**TASK BRIEF**. Wherever a line holds the string "Basic", copy that line.

>> START RECORDS FOR PROCESSING

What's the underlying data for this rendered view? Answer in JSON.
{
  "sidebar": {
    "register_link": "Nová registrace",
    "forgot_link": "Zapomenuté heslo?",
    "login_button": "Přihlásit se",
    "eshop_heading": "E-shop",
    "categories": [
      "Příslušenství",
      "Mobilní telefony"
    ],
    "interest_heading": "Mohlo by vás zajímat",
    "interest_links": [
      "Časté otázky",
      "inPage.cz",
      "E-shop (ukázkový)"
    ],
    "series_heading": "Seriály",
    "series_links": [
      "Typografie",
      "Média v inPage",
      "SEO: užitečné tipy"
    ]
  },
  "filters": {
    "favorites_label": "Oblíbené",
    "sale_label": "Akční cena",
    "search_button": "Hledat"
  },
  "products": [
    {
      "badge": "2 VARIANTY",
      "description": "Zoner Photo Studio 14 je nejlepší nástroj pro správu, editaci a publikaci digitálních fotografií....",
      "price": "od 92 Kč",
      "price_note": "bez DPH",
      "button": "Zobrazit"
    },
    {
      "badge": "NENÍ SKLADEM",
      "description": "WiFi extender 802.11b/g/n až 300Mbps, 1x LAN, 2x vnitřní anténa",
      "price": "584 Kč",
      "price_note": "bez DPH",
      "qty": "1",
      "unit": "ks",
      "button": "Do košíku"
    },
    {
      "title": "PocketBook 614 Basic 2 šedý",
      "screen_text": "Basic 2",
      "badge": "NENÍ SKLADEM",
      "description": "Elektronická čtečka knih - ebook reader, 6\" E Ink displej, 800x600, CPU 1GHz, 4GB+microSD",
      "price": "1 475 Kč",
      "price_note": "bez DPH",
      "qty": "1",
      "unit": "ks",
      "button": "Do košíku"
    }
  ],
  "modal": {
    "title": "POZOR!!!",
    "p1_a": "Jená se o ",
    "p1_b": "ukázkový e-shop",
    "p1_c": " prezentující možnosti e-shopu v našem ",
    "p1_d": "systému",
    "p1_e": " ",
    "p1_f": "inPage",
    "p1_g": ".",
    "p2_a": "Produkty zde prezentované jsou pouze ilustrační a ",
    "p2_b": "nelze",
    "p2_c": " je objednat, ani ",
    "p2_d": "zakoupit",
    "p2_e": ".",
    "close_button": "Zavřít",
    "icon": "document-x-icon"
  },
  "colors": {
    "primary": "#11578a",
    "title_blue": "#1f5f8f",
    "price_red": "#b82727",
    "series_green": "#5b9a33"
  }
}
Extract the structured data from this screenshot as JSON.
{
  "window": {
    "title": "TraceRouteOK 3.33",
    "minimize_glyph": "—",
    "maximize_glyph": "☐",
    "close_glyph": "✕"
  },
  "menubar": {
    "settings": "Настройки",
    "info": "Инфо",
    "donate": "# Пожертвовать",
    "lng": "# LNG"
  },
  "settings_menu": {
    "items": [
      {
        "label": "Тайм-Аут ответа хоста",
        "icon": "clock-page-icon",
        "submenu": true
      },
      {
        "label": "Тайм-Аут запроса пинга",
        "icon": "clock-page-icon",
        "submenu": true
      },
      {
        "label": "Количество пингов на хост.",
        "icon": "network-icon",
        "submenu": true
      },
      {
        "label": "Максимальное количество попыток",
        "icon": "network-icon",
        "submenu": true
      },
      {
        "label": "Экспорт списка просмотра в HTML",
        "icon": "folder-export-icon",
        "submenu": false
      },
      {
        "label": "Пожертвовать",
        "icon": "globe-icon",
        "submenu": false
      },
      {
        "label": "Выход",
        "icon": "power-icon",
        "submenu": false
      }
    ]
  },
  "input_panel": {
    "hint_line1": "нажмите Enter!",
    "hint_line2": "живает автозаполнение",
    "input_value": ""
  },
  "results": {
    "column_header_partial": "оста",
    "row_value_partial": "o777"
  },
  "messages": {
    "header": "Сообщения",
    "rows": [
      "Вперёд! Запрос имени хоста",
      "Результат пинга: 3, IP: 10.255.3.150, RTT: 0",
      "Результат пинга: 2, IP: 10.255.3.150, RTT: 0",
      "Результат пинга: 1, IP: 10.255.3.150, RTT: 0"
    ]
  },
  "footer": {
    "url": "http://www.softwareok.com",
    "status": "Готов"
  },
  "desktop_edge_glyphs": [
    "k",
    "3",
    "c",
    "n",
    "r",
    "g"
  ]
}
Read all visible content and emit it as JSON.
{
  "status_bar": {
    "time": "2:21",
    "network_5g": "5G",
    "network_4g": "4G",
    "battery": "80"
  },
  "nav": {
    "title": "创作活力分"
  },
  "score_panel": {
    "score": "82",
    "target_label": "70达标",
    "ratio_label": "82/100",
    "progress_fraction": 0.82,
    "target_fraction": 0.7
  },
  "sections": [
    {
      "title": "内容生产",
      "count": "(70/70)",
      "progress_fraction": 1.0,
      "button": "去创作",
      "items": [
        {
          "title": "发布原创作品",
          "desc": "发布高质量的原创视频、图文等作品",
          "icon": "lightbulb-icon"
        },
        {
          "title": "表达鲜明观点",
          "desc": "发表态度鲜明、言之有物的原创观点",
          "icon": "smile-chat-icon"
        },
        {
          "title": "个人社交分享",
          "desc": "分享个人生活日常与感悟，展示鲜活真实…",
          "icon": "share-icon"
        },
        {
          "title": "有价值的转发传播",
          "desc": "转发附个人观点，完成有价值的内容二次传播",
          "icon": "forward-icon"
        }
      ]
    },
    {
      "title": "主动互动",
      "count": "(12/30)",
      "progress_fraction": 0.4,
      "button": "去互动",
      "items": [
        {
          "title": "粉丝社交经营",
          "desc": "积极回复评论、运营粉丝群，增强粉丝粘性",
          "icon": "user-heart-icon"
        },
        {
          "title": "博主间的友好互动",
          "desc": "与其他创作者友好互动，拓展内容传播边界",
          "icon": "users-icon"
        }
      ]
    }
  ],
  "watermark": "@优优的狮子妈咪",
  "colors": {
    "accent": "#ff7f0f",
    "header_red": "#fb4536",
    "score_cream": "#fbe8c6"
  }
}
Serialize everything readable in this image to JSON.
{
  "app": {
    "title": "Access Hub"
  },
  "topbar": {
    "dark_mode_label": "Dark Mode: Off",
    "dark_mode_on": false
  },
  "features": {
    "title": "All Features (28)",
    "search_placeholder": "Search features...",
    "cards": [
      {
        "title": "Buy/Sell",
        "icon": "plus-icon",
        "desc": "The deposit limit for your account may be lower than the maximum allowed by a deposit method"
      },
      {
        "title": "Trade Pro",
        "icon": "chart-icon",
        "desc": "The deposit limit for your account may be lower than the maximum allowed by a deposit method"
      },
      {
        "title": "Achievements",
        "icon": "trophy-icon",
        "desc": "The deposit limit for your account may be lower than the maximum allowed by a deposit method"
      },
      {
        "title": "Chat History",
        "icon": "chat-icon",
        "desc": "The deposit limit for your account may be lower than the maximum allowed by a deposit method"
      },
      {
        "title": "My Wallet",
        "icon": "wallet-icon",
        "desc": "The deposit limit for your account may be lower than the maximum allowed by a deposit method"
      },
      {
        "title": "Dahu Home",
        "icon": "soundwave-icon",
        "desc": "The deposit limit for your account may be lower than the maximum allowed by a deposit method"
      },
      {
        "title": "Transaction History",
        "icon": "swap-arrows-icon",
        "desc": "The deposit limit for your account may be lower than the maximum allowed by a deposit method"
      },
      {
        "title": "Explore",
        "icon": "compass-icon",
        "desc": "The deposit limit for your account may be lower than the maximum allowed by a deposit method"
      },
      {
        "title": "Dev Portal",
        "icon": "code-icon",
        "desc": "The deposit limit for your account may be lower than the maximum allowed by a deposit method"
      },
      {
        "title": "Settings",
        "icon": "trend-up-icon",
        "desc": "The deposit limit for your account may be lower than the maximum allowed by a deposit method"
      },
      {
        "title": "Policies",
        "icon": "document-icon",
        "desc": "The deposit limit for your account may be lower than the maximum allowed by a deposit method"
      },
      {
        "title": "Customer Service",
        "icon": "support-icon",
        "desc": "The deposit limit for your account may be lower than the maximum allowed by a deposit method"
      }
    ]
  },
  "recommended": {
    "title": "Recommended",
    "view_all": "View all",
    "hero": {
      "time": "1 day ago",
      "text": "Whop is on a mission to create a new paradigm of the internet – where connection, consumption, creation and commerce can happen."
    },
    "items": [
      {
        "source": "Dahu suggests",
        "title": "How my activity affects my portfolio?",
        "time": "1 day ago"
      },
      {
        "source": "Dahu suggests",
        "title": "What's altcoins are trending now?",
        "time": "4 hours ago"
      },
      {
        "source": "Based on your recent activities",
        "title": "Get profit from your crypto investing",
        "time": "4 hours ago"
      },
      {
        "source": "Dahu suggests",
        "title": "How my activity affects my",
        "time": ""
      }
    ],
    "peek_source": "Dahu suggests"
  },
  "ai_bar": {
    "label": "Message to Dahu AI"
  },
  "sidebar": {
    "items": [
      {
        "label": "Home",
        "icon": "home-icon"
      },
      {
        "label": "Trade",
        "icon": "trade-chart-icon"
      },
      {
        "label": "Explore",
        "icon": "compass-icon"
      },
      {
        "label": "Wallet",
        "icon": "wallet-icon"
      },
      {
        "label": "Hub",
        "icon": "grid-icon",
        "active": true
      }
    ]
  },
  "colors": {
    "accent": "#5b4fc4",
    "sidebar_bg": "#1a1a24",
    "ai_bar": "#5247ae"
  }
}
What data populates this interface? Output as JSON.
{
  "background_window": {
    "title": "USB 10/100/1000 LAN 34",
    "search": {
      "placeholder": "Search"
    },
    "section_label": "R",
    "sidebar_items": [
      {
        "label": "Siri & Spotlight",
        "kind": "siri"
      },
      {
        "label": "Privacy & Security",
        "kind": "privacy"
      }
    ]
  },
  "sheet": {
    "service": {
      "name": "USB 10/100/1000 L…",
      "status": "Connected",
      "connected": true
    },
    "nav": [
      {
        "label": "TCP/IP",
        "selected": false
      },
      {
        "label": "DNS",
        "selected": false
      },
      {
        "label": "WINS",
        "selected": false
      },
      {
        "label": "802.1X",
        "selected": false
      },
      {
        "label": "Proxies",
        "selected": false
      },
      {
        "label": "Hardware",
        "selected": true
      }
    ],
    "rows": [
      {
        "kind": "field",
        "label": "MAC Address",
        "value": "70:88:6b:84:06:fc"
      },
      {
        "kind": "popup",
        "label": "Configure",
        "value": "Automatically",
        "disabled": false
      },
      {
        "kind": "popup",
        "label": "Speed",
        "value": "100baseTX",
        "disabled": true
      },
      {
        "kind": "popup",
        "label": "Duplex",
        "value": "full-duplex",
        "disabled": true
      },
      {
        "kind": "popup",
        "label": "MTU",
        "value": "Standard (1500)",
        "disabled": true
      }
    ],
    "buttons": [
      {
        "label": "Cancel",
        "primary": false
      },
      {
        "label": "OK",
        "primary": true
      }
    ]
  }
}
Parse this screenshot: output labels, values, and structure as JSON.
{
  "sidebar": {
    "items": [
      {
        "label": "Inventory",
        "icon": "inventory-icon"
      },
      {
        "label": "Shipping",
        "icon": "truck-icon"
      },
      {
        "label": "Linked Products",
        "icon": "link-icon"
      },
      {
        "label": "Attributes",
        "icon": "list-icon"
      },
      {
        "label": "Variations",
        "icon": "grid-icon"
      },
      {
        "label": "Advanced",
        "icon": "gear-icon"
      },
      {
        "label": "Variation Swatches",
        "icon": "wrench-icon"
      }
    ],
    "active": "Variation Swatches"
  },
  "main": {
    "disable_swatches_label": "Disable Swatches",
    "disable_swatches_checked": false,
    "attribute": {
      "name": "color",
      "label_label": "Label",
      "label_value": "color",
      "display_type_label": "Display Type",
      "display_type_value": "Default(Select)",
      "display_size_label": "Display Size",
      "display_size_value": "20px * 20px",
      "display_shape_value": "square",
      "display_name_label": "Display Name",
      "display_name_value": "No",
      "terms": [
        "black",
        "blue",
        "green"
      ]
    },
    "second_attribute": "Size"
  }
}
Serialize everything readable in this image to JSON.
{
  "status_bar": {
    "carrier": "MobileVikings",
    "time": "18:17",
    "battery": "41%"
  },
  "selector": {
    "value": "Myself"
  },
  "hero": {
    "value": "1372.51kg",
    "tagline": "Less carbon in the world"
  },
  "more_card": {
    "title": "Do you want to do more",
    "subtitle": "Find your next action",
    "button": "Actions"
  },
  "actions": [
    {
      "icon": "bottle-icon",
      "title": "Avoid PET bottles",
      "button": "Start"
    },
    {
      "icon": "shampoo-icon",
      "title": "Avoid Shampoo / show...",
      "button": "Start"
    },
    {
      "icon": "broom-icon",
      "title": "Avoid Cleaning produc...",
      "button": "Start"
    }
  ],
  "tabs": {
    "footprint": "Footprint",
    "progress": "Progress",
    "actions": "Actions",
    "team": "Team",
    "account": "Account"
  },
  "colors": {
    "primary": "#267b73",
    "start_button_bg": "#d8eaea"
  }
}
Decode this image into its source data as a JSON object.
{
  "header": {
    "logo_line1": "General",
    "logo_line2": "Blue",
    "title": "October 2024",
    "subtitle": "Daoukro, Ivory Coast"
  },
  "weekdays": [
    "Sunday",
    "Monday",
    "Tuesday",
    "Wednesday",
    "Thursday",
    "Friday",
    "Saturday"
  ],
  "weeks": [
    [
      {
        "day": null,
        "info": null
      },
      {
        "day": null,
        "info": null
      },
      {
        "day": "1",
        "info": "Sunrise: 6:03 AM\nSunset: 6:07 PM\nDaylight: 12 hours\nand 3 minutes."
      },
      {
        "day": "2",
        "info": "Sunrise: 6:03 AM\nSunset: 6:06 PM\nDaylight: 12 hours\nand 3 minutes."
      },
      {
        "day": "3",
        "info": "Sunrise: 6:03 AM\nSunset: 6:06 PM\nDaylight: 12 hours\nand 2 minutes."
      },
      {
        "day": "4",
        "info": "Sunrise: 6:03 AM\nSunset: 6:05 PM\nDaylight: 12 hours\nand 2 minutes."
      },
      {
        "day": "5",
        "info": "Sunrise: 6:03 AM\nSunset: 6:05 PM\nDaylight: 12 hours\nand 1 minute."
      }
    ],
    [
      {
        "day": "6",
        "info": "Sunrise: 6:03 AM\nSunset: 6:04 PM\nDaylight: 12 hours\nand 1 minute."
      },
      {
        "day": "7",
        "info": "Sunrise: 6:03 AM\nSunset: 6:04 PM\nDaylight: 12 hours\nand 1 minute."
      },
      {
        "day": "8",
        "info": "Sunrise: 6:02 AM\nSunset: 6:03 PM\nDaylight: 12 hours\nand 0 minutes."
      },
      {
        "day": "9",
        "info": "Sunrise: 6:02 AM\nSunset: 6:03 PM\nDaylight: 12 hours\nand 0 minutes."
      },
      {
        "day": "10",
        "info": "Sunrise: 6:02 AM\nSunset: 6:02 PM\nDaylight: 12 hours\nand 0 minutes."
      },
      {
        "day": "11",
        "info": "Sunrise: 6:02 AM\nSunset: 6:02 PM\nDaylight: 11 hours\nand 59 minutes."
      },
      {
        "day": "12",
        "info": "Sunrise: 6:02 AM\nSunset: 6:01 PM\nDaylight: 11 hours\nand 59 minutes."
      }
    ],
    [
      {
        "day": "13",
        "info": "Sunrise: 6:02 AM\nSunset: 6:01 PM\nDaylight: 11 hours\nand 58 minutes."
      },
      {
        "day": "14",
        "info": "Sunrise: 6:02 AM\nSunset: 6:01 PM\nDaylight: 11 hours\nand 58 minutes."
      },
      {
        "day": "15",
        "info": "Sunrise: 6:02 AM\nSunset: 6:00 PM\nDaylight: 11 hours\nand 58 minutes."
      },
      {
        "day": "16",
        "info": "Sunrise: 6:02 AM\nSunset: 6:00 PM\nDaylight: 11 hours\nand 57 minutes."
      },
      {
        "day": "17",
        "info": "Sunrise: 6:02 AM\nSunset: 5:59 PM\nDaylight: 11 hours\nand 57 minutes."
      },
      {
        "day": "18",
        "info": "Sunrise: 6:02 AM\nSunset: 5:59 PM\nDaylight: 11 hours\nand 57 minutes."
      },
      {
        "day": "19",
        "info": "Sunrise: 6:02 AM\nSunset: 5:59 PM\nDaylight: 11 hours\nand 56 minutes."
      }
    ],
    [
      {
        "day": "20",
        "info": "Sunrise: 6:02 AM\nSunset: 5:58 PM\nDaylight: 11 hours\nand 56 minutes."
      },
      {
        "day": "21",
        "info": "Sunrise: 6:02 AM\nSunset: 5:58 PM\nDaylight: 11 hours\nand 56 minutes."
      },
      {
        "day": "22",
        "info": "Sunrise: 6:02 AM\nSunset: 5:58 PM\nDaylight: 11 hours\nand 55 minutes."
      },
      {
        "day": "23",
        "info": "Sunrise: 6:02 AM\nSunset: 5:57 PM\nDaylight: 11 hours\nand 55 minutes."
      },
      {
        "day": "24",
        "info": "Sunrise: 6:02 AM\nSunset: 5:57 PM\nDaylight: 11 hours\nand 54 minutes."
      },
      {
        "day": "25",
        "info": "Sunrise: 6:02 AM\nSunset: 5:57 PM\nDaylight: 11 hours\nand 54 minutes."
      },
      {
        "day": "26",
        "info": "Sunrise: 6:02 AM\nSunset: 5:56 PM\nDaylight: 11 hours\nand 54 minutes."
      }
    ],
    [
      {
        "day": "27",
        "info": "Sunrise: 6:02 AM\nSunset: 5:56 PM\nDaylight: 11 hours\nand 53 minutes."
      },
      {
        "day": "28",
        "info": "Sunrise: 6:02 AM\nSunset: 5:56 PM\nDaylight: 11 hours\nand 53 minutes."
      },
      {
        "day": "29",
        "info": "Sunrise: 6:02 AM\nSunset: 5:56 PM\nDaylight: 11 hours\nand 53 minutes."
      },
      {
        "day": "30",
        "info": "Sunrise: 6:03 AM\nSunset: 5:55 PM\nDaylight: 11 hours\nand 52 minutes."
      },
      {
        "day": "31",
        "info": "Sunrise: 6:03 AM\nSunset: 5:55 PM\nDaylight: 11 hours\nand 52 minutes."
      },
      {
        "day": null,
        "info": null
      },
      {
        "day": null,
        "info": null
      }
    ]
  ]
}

>> END RECORDS FOR PROCESSING

**WRITTEN ANSWER**.
      "title": "PocketBook 614 Basic 2 šedý",
      "screen_text": "Basic 2",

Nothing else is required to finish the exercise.